*** Text to read

In [1]:
import torch
import torch.nn.functional as F

In [2]:
# reading the words
words = open('names.txt', 'r').read().splitlines()
words[:6]

['emma', 'olivia', 'ava', 'isabella', 'sophia', 'charlotte']

In [3]:
chars = list(sorted(set(''.join(words))))
stoi = {ch: i+1 for i, ch in enumerate(chars)}
stoi['.'] = 0
itos = {i: s  for s, i in stoi.items()}

In [4]:
# Building the dataset from the words

block_size = 3  # the input length for the NN or the user
X, Y = [], []

for w in words[:5]:

    print(w)
    context = [0]*block_size
    for ch in w + '.':
        ix = stoi[ch]
        X.append(context)
        Y.append(ix)

        print(''.join(itos[ind] for ind in context), '-->', itos[ix])
        context = context[1:] + [ix]

X = torch.tensor(X)
Y = torch.tensor(Y)    

emma
... --> e
..e --> m
.em --> m
emm --> a
mma --> .
olivia
... --> o
..o --> l
.ol --> i
oli --> v
liv --> i
ivi --> a
via --> .
ava
... --> a
..a --> v
.av --> a
ava --> .
isabella
... --> i
..i --> s
.is --> a
isa --> b
sab --> e
abe --> l
bel --> l
ell --> a
lla --> .
sophia
... --> s
..s --> o
.so --> p
sop --> h
oph --> i
phi --> a
hia --> .


In [5]:
X.shape, Y.shape

(torch.Size([32, 3]), torch.Size([32]))

In [44]:
# Embedding Space
C = torch.randn((27, 2)) # embed in 2-dim space
emb = C[X] # pytorch allows for a tensor to be used as index 

In [45]:
C[torch.tensor([[1,2,5],[4,1,9]])]

tensor([[[ 1.6306,  0.4048],
         [-1.0262, -0.5962],
         [ 0.4233, -1.5632]],

        [[-0.0548, -0.7221],
         [ 1.6306,  0.4048],
         [-0.5366, -1.2592]]])

In [46]:
emb.shape

torch.Size([32, 3, 2])

In [47]:
# Hidden Layer
W1 = torch.randn((6, 100)) # 6 is the input size, 100 is the hidden size
b1 = torch.randn((100))

In [48]:
torch.cat([emb[:,0,:], emb[:,1,:], emb[:,2,:]], dim=1).shape
# this method doesn't generalize to different block sizes

torch.Size([32, 6])

In [49]:
torch.cat(torch.unbind(emb, dim=1)).shape

torch.Size([96, 2])

In [52]:
# .view allows to reshape the tensor without changing the data so no memory is wasted
emb.view(32, 6) == torch.cat(torch.unbind(emb, dim=1), dim=1)

******

Directive 1
In the PyTorch name-embedding notebook, what shape is given to the embedding table C when it is created?
Directive 2
Extend the PyTorch name-embedding notebook, picking up right after its final line.

*** Records

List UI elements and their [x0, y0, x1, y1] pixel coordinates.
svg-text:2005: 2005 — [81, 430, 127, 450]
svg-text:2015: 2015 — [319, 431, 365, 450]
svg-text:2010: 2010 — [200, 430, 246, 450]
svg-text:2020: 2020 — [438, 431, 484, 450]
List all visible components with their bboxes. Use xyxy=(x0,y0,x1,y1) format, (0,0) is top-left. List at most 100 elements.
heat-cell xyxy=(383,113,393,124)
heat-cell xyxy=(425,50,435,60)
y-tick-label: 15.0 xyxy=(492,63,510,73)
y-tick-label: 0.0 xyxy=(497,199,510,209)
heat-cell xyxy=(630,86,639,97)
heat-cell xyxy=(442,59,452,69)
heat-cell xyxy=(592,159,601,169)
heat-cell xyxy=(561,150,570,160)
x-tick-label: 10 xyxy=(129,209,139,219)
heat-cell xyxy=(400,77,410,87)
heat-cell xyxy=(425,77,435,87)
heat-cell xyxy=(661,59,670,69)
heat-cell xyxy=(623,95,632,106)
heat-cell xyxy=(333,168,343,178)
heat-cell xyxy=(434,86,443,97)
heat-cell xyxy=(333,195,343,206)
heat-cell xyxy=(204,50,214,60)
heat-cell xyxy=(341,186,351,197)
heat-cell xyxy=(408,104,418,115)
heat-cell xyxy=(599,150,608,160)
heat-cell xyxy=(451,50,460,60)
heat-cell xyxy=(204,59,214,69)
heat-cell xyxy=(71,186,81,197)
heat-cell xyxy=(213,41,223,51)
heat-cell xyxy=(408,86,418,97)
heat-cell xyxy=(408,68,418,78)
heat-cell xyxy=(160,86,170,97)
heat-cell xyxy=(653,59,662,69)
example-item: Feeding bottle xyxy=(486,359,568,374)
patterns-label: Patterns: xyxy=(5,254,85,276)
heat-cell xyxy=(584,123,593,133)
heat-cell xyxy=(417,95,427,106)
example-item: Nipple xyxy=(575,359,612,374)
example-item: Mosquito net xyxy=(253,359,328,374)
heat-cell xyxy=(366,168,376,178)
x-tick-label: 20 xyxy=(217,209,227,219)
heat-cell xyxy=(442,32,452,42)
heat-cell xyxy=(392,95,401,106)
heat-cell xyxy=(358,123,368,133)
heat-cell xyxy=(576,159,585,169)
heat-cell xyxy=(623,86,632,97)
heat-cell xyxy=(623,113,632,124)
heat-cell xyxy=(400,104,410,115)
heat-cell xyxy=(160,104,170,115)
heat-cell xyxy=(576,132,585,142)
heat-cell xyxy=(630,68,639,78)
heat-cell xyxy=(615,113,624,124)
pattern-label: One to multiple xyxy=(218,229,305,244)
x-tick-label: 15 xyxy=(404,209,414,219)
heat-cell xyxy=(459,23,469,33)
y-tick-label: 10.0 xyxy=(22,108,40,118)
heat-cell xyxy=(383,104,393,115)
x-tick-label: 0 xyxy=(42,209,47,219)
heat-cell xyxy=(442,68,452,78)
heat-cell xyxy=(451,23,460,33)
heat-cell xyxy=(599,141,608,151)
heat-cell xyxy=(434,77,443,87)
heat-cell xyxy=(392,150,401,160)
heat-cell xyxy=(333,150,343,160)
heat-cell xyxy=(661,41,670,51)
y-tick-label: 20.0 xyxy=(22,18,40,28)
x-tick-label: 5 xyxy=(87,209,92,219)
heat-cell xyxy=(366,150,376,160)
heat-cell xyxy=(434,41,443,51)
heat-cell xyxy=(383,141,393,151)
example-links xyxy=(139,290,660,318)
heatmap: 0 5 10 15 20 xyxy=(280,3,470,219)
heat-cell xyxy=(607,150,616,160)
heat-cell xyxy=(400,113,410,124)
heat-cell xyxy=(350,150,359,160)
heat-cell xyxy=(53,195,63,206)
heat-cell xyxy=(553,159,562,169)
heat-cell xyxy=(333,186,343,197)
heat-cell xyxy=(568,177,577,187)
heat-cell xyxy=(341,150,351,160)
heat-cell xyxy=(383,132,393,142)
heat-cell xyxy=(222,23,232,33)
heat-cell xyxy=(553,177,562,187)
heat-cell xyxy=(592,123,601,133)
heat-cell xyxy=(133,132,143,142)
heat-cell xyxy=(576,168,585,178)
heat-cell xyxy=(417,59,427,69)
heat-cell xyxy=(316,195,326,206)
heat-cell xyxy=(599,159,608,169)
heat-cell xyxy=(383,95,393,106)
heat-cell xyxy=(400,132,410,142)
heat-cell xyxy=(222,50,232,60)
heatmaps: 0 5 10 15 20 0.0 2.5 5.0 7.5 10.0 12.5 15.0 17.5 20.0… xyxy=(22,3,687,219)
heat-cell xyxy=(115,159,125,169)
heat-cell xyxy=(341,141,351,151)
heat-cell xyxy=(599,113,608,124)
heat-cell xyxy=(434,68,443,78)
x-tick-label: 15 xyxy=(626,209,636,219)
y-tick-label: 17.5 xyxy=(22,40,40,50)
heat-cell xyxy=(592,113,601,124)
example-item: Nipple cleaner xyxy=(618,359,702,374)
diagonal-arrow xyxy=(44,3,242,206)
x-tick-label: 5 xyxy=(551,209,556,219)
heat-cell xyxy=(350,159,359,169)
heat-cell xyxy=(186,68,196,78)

******

Exercise response 1
(27, 2): 27 rows, each embedding a character in a 2-dimensional space.

Exercise response 2
tensor([[True, True, True, True, True, True],
        [True, True, True, True, True, True],
        [True, True, True, True, True, True],
        [True, True, True, True, True, True],
        [True, True, True, True, True, True],
        [True, True, True, True, True, True],
        [True, True, True, True, True, True],
        [True, True, True, True, True, True],
        [True, True, True, True, True, True],
        [True, True, True, True, True, True],
        [True, True, True, True, True, True],
        [True, True, True, True, True, True],
        [True, True, True, True, True, True],
        [True, True, True, True, True, True],
        [True, True, True, True, True, True],
        [True, True, True, True, True, True],
        [True, True, True, True, True, True],
        [True, True, True, True, True, True],
        [True, True, True, True, True, True],
        [True, True, True, True, True, True],
        [True, True, True, True, True, True],
        [True, True, True, True, T

In [None]:
# so to the correct matrix multiplication
h = torch.tanh(emb.view(-1, 6) @ W1 + b1)
h.shape

# the matrix mult and addition works because
# 32, 100
#  1, 100

torch.Size([32, 100])

In [61]:
# Output Layer
W2 = torch.randn((100, 27))
b2 = torch.randn((27))

In [62]:
logits = h @ W2 + b2
logits.shape

torch.Size([32, 27])

In [63]:
# softmax
counts = logits.exp()
probs = counts / counts.sum(1, keepdim=True)
probs.shape

torch.Size([32, 27])

In [69]:
loss = -probs[torch.arange(32), Y].log().mean()

In [70]:
loss

tensor(18.4280)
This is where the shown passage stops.